Task instructions —
- A) In the passage on restaurant work injuries, write out the section from "Though typing on" to "The inevitable burn?" with "Servers" swapped for "Waiters".
- B) According to the passage on restaurant work injuries, which actions do servers perform? List them all.
- C) Pick up the passage on restaurant work injuries after its last sentence and keep writing.

─── Text section ───

Though typing on the keyboard at a desk job isn't great for your wrists, shaking up a cocktail—in some cases, a whole two minutes—can't be good for the carpal tunnel either. Food and drink professionals are at risk of many physical injuries, as Time Out New York recently noted.

Baristas must watch out for "barista arm," or a tendinitis-like feeling after making hundreds of espressos and lattes in a 40-hour work week. Professional ice cream scoopers fear "scooper's wrist" after yanking out still-frozen flavors, especially if they contain pistachios or hazelnuts, which are harder to scoop.

Servers balance wobbly trays, squat to take your order, and refill your ice water with heavy pitchers. What injuries have you suffered while working in a restaurant or food business? Zesting your hands? The inevitable burn?

21 Comments:

Ha! I had my right foot ran over when I was a car hop if you can believe it. We weren't of the rollerskating variety though. My foot was badly bruised and very sore for about a month, but there were no broken bones.

─── Material supplied ───

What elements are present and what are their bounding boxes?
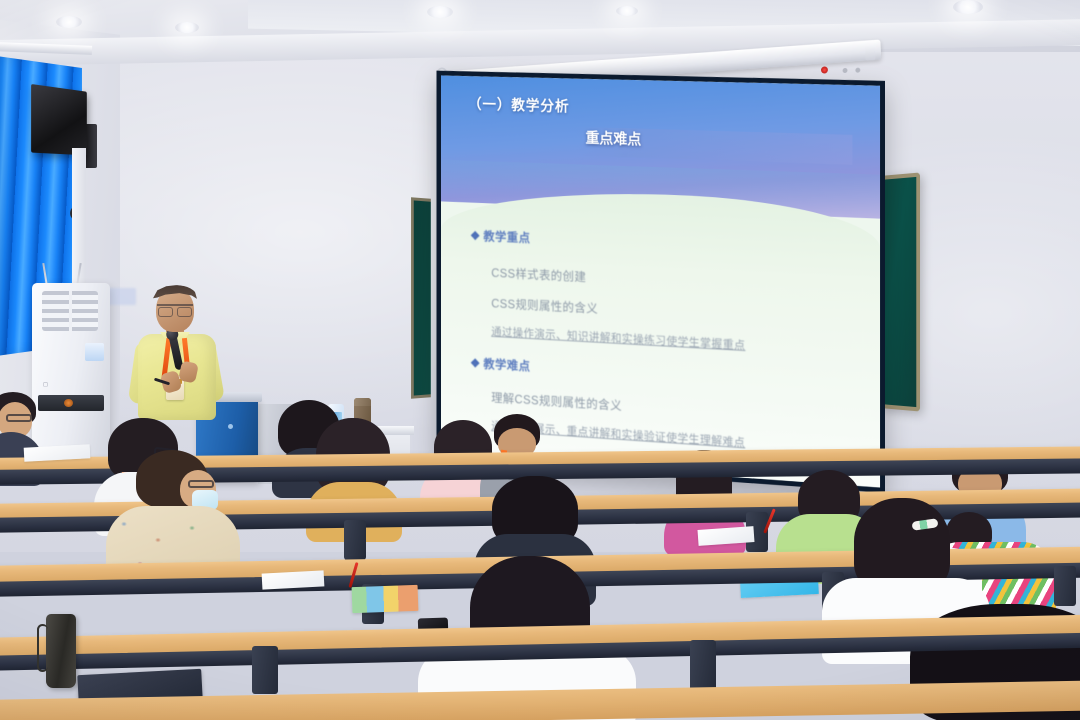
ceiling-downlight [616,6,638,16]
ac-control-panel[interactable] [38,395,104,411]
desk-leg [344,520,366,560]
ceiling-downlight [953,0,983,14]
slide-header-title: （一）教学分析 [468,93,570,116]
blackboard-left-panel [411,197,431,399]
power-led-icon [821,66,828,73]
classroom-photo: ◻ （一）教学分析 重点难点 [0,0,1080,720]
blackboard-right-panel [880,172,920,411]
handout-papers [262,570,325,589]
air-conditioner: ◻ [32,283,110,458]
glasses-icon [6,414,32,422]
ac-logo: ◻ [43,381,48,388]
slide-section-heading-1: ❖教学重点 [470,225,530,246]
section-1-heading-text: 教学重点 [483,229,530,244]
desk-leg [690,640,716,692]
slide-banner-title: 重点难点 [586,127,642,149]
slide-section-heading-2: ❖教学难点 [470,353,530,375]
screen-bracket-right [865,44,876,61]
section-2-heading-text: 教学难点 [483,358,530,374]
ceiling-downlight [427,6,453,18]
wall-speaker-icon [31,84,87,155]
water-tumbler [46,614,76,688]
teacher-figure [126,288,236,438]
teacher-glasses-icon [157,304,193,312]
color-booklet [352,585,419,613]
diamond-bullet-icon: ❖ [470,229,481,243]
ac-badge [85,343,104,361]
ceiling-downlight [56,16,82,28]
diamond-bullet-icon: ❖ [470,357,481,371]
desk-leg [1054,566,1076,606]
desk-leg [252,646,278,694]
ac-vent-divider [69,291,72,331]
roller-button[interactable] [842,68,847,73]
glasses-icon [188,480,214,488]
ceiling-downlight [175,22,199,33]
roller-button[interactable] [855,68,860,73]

───
─── Material supplied ───

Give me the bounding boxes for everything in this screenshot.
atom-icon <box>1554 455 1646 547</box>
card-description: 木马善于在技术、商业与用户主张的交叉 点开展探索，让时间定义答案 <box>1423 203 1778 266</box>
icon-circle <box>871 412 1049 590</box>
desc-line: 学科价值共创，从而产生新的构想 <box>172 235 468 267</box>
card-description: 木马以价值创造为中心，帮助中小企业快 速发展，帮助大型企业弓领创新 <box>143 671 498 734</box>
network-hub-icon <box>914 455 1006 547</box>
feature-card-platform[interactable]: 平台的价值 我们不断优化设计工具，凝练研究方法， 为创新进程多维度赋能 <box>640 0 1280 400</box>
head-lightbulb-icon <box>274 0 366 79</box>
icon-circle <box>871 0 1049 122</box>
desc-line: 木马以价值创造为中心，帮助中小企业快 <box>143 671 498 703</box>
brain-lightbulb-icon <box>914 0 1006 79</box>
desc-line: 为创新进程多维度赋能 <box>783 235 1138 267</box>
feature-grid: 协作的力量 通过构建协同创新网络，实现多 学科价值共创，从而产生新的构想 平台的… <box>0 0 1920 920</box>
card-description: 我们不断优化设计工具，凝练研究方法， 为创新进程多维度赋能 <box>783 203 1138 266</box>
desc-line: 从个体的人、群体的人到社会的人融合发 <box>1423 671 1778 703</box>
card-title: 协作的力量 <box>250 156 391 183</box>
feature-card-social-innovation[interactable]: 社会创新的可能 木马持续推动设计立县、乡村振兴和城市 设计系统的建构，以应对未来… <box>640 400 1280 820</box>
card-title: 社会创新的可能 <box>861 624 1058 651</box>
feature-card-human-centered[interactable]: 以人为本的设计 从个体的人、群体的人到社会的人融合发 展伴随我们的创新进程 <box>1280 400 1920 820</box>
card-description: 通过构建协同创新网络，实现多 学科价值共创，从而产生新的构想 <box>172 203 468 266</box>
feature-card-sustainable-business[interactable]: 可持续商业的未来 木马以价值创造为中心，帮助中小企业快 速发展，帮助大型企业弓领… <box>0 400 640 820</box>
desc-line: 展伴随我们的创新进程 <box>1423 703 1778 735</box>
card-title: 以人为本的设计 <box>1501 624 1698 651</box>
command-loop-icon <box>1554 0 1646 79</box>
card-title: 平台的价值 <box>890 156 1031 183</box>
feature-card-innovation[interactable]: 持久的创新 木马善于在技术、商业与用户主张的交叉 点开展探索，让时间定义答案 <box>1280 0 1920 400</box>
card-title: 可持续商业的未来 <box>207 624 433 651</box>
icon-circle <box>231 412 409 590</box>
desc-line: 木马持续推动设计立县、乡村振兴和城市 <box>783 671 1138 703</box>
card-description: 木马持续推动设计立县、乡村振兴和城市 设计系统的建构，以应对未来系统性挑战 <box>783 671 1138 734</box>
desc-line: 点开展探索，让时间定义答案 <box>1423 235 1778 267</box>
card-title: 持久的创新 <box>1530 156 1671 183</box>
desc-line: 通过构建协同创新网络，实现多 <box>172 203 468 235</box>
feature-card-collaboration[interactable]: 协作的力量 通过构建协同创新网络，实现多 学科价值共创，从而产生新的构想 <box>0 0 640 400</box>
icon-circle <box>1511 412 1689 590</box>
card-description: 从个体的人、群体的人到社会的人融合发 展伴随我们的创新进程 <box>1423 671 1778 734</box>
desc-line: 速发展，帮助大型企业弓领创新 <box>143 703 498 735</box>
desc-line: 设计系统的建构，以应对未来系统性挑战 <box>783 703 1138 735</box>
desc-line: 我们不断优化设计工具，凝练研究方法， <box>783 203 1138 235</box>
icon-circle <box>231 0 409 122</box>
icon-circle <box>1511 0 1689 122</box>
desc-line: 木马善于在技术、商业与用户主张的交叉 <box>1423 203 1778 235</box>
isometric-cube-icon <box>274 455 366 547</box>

───
─── Material supplied ───

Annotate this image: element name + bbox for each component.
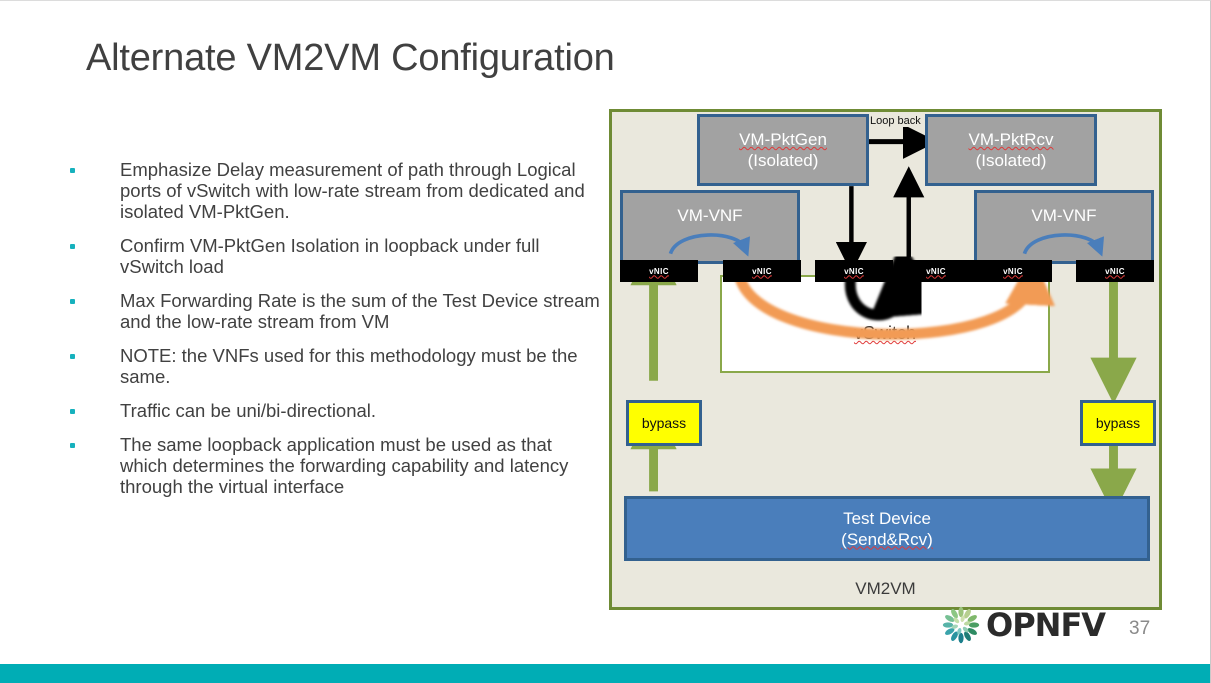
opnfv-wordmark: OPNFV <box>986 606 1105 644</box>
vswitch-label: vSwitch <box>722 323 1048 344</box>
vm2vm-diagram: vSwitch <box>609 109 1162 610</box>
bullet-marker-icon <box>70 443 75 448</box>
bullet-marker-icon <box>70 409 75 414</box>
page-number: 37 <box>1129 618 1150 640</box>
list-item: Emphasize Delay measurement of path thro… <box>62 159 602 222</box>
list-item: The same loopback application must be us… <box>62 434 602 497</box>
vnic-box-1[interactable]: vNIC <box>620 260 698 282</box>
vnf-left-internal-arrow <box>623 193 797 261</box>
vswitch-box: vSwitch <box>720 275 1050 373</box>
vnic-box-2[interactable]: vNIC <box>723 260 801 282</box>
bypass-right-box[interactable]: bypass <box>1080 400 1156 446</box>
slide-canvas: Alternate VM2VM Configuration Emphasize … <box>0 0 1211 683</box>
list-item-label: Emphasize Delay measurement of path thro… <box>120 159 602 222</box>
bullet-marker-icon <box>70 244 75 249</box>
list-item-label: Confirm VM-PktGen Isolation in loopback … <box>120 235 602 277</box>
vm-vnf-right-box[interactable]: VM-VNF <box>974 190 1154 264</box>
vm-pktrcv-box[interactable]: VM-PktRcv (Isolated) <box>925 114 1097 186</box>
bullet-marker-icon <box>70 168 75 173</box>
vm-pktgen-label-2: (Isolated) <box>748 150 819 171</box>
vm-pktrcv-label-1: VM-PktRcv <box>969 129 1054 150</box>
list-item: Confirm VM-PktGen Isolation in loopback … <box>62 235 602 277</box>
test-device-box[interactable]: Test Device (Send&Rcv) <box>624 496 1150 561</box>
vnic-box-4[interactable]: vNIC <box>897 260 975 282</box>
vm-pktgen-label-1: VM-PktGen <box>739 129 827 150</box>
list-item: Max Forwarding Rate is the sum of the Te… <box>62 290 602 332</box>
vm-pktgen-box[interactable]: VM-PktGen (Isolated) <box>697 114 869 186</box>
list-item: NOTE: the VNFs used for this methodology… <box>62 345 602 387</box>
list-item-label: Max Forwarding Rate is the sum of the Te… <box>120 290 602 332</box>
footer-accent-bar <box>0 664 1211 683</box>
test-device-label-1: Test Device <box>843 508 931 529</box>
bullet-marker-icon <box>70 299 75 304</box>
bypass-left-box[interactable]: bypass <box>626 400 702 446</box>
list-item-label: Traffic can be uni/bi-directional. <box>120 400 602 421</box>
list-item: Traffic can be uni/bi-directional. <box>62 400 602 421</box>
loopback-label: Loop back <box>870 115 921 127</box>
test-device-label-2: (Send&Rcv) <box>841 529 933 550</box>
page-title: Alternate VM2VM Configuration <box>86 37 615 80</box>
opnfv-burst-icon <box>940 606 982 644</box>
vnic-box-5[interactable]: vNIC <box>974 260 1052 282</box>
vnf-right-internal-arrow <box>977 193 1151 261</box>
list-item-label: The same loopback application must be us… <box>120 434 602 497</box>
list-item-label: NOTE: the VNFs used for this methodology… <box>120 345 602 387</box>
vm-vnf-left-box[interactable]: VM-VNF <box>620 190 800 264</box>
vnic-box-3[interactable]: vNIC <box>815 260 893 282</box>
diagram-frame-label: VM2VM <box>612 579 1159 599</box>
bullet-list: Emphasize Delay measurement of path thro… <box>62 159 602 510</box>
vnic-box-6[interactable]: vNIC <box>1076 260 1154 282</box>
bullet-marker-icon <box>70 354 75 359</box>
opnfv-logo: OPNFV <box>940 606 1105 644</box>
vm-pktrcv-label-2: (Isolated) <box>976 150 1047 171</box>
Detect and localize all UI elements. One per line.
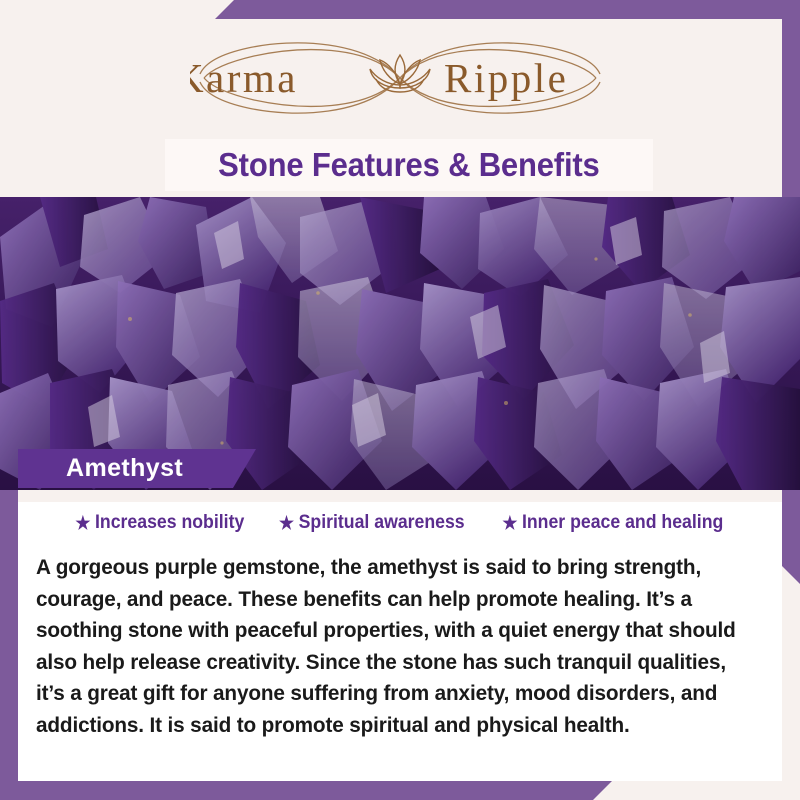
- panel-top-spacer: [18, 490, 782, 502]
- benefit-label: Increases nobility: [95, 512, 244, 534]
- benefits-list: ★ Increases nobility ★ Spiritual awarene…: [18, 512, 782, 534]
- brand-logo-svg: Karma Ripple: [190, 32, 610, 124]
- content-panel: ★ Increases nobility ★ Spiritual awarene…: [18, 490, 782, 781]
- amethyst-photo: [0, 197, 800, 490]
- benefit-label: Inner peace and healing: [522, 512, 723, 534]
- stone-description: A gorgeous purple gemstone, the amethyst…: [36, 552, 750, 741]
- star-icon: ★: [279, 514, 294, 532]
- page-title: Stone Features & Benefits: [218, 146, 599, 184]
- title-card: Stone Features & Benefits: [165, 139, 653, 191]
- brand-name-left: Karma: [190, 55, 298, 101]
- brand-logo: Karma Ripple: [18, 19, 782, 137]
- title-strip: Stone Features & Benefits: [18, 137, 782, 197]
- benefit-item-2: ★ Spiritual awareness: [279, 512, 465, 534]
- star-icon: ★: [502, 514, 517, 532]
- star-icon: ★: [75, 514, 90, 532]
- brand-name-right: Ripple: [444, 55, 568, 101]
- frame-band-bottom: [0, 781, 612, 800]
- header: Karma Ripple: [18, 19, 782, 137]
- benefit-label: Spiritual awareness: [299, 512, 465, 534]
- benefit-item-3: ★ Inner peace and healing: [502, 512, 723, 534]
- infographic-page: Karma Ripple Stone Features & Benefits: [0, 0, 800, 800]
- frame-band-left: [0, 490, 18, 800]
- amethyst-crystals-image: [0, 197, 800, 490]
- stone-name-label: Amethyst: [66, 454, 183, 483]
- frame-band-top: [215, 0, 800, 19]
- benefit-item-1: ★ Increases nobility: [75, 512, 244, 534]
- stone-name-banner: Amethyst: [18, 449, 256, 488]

───

Answers in order —
- A)
Though typing on the keyboard at a desk job isn't great for your wrists, shaking up a cocktail—in some cases, a whole two minutes—can't be good for the carpal tunnel either. Food and drink professionals are at risk of many physical injuries, as Time Out New York recently noted.

Baristas must watch out for "barista arm," or a tendinitis-like feeling after making hundreds of espressos and lattes in a 40-hour work week. Professional ice cream scoopers fear "scooper's wrist" after yanking out still-frozen flavors, especially if they contain pistachios or hazelnuts, which are harder to scoop.

Waiters balance wobbly trays, squat to take your order, and refill your ice water with heavy pitchers. What injuries have you suffered while working in a restaurant or food business? Zesting your hands? The inevitable burn?

- B)
balance wobbly trays
squat to take your order
refill your ice water with heavy pitchers

- C)
I suffer constantly from trigger finger stiffness. It is an ailment caused by trying to quickly click back to whatever I'm supposed to be doing so that the boss doesn't catch me looking at food porn online...

When I worked in fine dining my fingertips were constantly cut up from rushing to open wine cap foils! Random, but true.

Back in 1980 the shortening for the deep fryer came in a 50-lb block. The fryer was lit and the block was sitting on the burner covers, melting into the fryer. As per the Asst. Mgr.'s suggestion I was cutting off chunks of shortening with the side edge of a long spatula. I'm not sure why but, at some point, the spatula slipped, hitting the melted oil flat. The oil splashed onto the thumb and index finger of my right hand, and all that "t'ain't", the fleshy area in-between. Yeah, that hurt!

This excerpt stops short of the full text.